Extracts from a graphics dataset:
__________

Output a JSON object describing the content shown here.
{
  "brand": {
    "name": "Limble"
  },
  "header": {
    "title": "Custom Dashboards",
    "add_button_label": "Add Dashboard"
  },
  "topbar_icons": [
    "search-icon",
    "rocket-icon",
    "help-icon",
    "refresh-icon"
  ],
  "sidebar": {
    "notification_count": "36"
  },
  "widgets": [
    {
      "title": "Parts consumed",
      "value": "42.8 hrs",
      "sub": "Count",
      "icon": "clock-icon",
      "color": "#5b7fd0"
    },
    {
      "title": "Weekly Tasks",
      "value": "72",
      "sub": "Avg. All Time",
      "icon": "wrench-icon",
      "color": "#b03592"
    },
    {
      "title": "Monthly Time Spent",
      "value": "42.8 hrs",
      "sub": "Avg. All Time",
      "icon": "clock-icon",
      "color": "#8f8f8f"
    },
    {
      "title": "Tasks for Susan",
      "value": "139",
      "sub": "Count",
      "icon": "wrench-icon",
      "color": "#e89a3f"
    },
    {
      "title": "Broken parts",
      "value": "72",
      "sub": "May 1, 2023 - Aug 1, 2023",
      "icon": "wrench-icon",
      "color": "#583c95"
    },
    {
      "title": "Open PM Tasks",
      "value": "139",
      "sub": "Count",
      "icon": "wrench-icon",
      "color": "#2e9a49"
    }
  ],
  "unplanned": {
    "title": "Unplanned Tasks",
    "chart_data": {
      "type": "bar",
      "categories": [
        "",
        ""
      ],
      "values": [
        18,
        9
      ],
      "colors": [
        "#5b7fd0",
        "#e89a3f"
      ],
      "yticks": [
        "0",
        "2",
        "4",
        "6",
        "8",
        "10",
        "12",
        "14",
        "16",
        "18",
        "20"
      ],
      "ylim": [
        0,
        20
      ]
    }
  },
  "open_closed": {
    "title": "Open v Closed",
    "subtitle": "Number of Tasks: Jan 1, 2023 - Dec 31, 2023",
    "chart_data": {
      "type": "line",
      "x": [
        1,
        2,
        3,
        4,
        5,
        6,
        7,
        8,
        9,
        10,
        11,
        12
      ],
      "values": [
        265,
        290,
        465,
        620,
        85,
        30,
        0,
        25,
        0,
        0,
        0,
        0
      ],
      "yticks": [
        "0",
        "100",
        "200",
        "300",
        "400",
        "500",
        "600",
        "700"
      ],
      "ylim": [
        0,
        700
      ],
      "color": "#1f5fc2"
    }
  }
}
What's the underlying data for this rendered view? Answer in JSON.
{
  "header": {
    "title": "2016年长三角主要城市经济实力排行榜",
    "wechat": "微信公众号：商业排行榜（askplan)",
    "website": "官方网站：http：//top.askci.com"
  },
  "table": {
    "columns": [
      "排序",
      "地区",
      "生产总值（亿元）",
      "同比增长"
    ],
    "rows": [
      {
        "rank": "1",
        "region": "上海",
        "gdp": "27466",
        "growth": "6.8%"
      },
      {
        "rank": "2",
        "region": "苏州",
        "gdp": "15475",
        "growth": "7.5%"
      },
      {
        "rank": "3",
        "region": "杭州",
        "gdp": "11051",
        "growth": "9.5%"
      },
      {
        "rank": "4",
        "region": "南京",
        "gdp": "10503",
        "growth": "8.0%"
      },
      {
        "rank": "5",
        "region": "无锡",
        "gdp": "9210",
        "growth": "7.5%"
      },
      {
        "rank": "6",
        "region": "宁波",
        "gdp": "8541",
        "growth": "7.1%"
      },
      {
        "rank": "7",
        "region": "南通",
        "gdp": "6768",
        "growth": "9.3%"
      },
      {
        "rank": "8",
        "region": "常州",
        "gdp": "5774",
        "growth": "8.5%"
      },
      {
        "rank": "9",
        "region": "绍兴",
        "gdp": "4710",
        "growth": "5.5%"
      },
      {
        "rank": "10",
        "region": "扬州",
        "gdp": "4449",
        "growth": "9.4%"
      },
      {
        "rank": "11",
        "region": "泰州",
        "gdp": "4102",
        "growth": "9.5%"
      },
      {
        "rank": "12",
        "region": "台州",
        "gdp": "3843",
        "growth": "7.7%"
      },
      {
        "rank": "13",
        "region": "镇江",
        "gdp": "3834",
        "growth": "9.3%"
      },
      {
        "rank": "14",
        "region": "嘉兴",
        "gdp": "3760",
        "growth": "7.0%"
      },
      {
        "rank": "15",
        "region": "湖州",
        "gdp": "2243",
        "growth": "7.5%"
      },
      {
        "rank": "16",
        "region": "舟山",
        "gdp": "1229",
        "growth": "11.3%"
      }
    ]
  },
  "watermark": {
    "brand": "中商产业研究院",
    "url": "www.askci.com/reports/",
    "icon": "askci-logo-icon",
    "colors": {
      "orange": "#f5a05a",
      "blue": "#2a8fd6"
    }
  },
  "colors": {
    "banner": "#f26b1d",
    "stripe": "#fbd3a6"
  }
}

__________

Quote the listing in full, please, keeping every line exact.

Reply to the exercise —
Output a JSON object describing the content shown here.
{
  "brand": {
    "name": "Limble"
  },
  "header": {
    "title": "Custom Dashboards",
    "add_button_label": "Add Dashboard"
  },
  "topbar_icons": [
    "search-icon",
    "rocket-icon",
    "help-icon",
    "refresh-icon"
  ],
  "sidebar": {
    "notification_count": "36"
  },
  "widgets": [
    {
      "title": "Parts consumed",
      "value": "42.8 hrs",
      "sub": "Count",
      "icon": "clock-icon",
      "color": "#5b7fd0"
    },
    {
      "title": "Weekly Tasks",
      "value": "72",
      "sub": "Avg. All Time",
      "icon": "wrench-icon",
      "color": "#b03592"
    },
    {
      "title": "Monthly Time Spent",
      "value": "42.8 hrs",
      "sub": "Avg. All Time",
      "icon": "clock-icon",
      "color": "#8f8f8f"
    },
    {
      "title": "Tasks for Susan",
      "value": "139",
      "sub": "Count",
      "icon": "wrench-icon",
      "color": "#e89a3f"
    },
    {
      "title": "Broken parts",
      "value": "72",
      "sub": "May 1, 2023 - Aug 1, 2023",
      "icon": "wrench-icon",
      "color": "#583c95"
    },
    {
      "title": "Open PM Tasks",
      "value": "139",
      "sub": "Count",
      "icon": "wrench-icon",
      "color": "#2e9a49"
    }
  ],
  "unplanned": {
    "title": "Unplanned Tasks",
    "chart_data": {
      "type": "bar",
      "categories": [
        "",
        ""
      ],
      "values": [
        18,
        9
      ],
      "colors": [
        "#5b7fd0",
        "#e89a3f"
      ],
      "yticks": [
        "0",
        "2",
        "4",
        "6",
        "8",
        "10",
        "12",
        "14",
        "16",
        "18",
        "20"
      ],
      "ylim": [
        0,
        20
      ]
    }
  },
  "open_closed": {
    "title": "Open v Closed",
    "subtitle": "Number of Tasks: Jan 1, 2023 - Dec 31, 2023",
    "chart_data": {
      "type": "line",
      "x": [
        1,
        2,
        3,
        4,
        5,
        6,
        7,
        8,
        9,
        10,
        11,
        12
      ],
      "values": [
        265,
        290,
        465,
        620,
        85,
        30,
        0,
        25,
        0,
        0,
        0,
        0
      ],
      "yticks": [
        "0",
        "100",
        "200",
        "300",
        "400",
        "500",
        "600",
        "700"
      ],
      "ylim": [
        0,
        700
      ],
      "color": "#1f5fc2"
    }
  }
}
What's the underlying data for this rendered view? Answer in JSON.
{
  "header": {
    "title": "2016年长三角主要城市经济实力排行榜",
    "wechat": "微信公众号：商业排行榜（askplan)",
    "website": "官方网站：http：//top.askci.com"
  },
  "table": {
    "columns": [
      "排序",
      "地区",
      "生产总值（亿元）",
      "同比增长"
    ],
    "rows": [
      {
        "rank": "1",
        "region": "上海",
        "gdp": "27466",
        "growth": "6.8%"
      },
      {
        "rank": "2",
        "region": "苏州",
        "gdp": "15475",
        "growth": "7.5%"
      },
      {
        "rank": "3",
        "region": "杭州",
        "gdp": "11051",
        "growth": "9.5%"
      },
      {
        "rank": "4",
        "region": "南京",
        "gdp": "10503",
        "growth": "8.0%"
      },
      {
        "rank": "5",
        "region": "无锡",
        "gdp": "9210",
        "growth": "7.5%"
      },
      {
        "rank": "6",
        "region": "宁波",
        "gdp": "8541",
        "growth": "7.1%"
      },
      {
        "rank": "7",
        "region": "南通",
        "gdp": "6768",
        "growth": "9.3%"
      },
      {
        "rank": "8",
        "region": "常州",
        "gdp": "5774",
        "growth": "8.5%"
      },
      {
        "rank": "9",
        "region": "绍兴",
        "gdp": "4710",
        "growth": "5.5%"
      },
      {
        "rank": "10",
        "region": "扬州",
        "gdp": "4449",
        "growth": "9.4%"
      },
      {
        "rank": "11",
        "region": "泰州",
        "gdp": "4102",
        "growth": "9.5%"
      },
      {
        "rank": "12",
        "region": "台州",
        "gdp": "3843",
        "growth": "7.7%"
      },
      {
        "rank": "13",
        "region": "镇江",
        "gdp": "3834",
        "growth": "9.3%"
      },
      {
        "rank": "14",
        "region": "嘉兴",
        "gdp": "3760",
        "growth": "7.0%"
      },
      {
        "rank": "15",
        "region": "湖州",
        "gdp": "2243",
        "growth": "7.5%"
      },
      {
        "rank": "16",
        "region": "舟山",
        "gdp": "1229",
        "growth": "11.3%"
      }
    ]
  },
  "watermark": {
    "brand": "中商产业研究院",
    "url": "www.askci.com/reports/",
    "icon": "askci-logo-icon",
    "colors": {
      "orange": "#f5a05a",
      "blue": "#2a8fd6"
    }
  },
  "colors": {
    "banner": "#f26b1d",
    "stripe": "#fbd3a6"
  }
}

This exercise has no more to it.